Task directions: Repeat the records word for word, starting at their first line and ending with the line that contains "161, 1083, 176]".

Element boundary records:
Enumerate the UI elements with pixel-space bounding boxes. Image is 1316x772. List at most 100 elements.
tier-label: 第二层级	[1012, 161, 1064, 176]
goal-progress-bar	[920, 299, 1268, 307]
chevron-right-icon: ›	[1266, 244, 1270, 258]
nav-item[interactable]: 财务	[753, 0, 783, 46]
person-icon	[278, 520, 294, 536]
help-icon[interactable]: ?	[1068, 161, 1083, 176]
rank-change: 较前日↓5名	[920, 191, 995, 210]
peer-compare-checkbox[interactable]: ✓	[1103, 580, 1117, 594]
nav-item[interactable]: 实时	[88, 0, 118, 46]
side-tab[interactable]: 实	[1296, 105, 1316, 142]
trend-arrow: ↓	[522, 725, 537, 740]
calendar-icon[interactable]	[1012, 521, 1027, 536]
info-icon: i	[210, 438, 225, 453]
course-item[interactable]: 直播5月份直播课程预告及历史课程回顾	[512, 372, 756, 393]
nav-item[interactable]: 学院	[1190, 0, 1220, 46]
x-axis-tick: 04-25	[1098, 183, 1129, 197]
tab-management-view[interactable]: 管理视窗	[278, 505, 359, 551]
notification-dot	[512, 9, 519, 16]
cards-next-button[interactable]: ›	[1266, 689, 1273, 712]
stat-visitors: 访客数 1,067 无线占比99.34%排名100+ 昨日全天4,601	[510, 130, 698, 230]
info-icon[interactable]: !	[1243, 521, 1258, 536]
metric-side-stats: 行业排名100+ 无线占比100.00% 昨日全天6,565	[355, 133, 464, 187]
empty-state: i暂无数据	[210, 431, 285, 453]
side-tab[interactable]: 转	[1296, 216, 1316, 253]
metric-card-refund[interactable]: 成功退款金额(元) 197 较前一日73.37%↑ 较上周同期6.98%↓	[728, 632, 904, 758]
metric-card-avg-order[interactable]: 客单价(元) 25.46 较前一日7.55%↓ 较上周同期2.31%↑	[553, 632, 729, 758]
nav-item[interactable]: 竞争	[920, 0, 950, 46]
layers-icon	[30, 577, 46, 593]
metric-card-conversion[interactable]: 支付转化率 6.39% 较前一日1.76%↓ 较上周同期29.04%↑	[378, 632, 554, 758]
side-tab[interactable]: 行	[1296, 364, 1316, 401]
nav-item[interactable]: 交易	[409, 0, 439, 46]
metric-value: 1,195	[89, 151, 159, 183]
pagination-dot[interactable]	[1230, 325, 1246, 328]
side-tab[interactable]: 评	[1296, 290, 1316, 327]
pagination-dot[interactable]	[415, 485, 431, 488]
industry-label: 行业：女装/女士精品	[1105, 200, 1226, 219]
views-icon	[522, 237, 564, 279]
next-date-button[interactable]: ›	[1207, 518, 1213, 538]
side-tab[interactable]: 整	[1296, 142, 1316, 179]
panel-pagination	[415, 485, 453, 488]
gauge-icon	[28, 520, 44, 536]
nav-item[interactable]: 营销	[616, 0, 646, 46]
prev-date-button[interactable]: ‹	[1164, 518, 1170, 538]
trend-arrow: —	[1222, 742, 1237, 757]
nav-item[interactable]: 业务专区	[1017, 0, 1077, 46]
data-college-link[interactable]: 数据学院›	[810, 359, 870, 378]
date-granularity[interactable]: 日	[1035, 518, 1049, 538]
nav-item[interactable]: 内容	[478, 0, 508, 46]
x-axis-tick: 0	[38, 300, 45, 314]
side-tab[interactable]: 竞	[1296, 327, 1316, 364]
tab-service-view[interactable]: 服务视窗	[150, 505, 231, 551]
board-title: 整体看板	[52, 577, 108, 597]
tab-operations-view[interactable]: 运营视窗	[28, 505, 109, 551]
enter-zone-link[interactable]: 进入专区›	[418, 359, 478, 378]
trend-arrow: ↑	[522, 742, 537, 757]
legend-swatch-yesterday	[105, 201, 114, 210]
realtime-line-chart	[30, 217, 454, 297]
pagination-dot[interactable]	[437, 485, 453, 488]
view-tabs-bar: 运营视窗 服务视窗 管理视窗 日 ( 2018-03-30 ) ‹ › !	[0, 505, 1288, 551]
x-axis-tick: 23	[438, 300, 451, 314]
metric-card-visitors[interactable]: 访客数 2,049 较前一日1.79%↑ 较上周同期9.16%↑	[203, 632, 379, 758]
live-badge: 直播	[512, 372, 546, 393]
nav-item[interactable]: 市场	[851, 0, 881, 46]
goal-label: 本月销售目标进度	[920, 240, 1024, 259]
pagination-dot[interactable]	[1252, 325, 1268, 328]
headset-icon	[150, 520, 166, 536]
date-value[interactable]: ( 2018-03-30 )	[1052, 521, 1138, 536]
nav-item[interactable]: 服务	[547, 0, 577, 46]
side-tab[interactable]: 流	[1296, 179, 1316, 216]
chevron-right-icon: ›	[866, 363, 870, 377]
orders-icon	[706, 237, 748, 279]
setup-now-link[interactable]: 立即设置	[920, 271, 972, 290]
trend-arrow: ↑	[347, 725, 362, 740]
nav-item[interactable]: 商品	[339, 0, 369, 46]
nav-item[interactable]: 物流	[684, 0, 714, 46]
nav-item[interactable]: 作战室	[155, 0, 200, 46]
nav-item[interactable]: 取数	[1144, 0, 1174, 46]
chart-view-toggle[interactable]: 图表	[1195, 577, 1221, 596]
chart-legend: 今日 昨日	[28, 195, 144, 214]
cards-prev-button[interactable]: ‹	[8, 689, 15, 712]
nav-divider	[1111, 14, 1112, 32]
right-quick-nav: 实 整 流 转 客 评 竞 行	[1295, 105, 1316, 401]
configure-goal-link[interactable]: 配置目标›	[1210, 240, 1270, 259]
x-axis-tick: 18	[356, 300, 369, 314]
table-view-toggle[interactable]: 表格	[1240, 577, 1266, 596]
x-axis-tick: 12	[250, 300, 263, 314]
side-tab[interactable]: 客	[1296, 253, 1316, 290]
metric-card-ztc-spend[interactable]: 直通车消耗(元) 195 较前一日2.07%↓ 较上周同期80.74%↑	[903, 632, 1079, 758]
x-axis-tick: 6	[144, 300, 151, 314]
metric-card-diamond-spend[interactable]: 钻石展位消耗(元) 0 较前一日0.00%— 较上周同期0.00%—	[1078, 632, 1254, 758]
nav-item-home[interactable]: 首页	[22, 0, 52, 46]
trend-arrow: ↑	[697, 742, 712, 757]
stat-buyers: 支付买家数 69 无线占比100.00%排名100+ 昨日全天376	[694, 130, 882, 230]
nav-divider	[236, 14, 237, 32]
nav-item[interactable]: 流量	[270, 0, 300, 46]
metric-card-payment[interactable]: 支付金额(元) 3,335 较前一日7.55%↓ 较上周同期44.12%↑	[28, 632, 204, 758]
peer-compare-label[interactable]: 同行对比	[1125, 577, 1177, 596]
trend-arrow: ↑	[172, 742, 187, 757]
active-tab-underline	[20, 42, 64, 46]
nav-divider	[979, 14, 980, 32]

Correct result:
Enumerate the UI elements with pixel-space bounding boxes. Image is 1316x772. List at most 100 elements.
tier-label: 第二层级	[1012, 161, 1064, 176]
goal-progress-bar	[920, 299, 1268, 307]
chevron-right-icon: ›	[1266, 244, 1270, 258]
nav-item[interactable]: 财务	[753, 0, 783, 46]
person-icon	[278, 520, 294, 536]
help-icon[interactable]: ?	[1068, 161, 1083, 176]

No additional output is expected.